*Brief*.
Write the entries below out again exactly; any picture in them stays out.
:: Input records ::
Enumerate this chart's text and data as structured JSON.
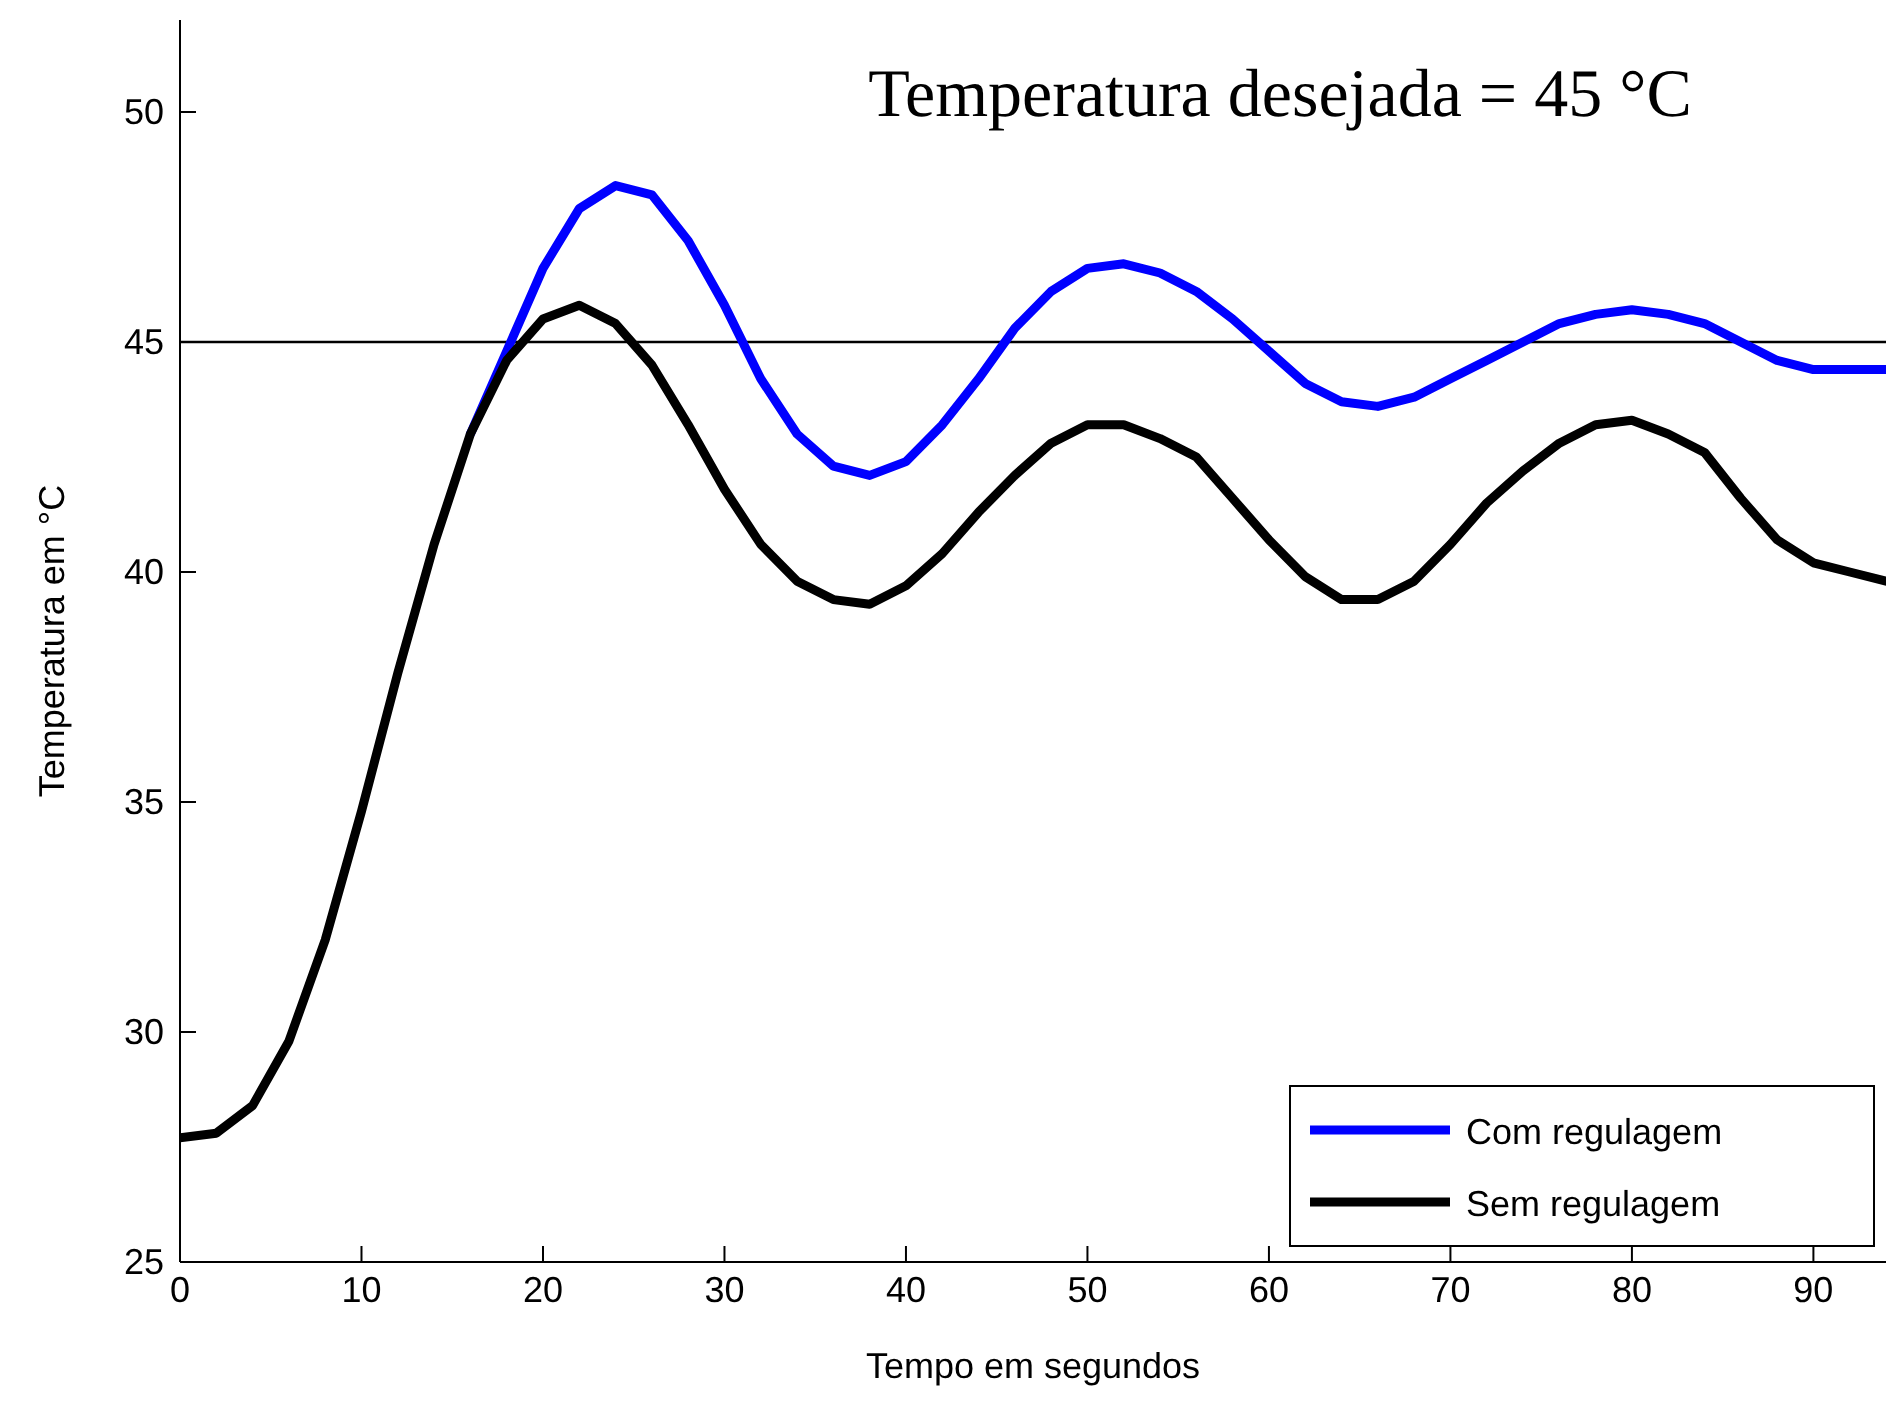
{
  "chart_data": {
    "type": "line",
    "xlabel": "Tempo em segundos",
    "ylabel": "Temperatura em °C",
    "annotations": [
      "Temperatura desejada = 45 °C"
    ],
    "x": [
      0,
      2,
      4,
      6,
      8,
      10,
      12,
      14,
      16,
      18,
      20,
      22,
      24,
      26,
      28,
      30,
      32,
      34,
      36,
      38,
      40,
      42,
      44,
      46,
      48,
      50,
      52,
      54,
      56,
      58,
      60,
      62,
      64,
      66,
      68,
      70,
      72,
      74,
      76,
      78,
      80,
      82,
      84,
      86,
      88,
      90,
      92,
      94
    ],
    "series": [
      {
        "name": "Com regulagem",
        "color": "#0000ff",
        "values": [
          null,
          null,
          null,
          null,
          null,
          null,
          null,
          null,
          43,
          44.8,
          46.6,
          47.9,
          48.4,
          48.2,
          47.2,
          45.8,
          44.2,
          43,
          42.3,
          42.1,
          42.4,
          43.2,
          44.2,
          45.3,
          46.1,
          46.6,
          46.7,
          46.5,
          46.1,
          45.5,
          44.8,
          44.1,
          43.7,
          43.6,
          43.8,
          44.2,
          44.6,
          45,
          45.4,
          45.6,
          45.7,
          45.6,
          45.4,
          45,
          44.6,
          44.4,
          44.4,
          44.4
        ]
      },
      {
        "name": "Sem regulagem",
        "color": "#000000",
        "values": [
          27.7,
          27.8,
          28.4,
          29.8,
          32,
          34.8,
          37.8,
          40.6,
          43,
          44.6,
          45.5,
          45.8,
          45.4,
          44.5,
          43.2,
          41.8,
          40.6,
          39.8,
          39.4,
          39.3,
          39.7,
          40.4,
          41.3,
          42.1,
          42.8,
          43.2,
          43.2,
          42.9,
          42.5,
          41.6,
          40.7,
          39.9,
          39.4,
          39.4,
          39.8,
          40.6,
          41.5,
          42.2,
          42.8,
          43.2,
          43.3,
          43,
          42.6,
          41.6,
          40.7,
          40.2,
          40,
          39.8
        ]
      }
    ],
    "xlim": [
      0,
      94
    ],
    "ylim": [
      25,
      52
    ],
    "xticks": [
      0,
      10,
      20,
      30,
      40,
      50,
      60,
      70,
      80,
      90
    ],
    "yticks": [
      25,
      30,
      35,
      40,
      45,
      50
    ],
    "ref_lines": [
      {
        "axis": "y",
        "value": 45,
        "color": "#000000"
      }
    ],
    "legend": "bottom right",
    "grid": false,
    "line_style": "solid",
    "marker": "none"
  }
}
:::
*Answer*.
Enumerate this chart's text and data as structured JSON.
{
  "chart_data": {
    "type": "line",
    "xlabel": "Tempo em segundos",
    "ylabel": "Temperatura em °C",
    "annotations": [
      "Temperatura desejada = 45 °C"
    ],
    "x": [
      0,
      2,
      4,
      6,
      8,
      10,
      12,
      14,
      16,
      18,
      20,
      22,
      24,
      26,
      28,
      30,
      32,
      34,
      36,
      38,
      40,
      42,
      44,
      46,
      48,
      50,
      52,
      54,
      56,
      58,
      60,
      62,
      64,
      66,
      68,
      70,
      72,
      74,
      76,
      78,
      80,
      82,
      84,
      86,
      88,
      90,
      92,
      94
    ],
    "series": [
      {
        "name": "Com regulagem",
        "color": "#0000ff",
        "values": [
          null,
          null,
          null,
          null,
          null,
          null,
          null,
          null,
          43,
          44.8,
          46.6,
          47.9,
          48.4,
          48.2,
          47.2,
          45.8,
          44.2,
          43,
          42.3,
          42.1,
          42.4,
          43.2,
          44.2,
          45.3,
          46.1,
          46.6,
          46.7,
          46.5,
          46.1,
          45.5,
          44.8,
          44.1,
          43.7,
          43.6,
          43.8,
          44.2,
          44.6,
          45,
          45.4,
          45.6,
          45.7,
          45.6,
          45.4,
          45,
          44.6,
          44.4,
          44.4,
          44.4
        ]
      },
      {
        "name": "Sem regulagem",
        "color": "#000000",
        "values": [
          27.7,
          27.8,
          28.4,
          29.8,
          32,
          34.8,
          37.8,
          40.6,
          43,
          44.6,
          45.5,
          45.8,
          45.4,
          44.5,
          43.2,
          41.8,
          40.6,
          39.8,
          39.4,
          39.3,
          39.7,
          40.4,
          41.3,
          42.1,
          42.8,
          43.2,
          43.2,
          42.9,
          42.5,
          41.6,
          40.7,
          39.9,
          39.4,
          39.4,
          39.8,
          40.6,
          41.5,
          42.2,
          42.8,
          43.2,
          43.3,
          43,
          42.6,
          41.6,
          40.7,
          40.2,
          40,
          39.8
        ]
      }
    ],
    "xlim": [
      0,
      94
    ],
    "ylim": [
      25,
      52
    ],
    "xticks": [
      0,
      10,
      20,
      30,
      40,
      50,
      60,
      70,
      80,
      90
    ],
    "yticks": [
      25,
      30,
      35,
      40,
      45,
      50
    ],
    "ref_lines": [
      {
        "axis": "y",
        "value": 45,
        "color": "#000000"
      }
    ],
    "legend": "bottom right",
    "grid": false,
    "line_style": "solid",
    "marker": "none"
  }
}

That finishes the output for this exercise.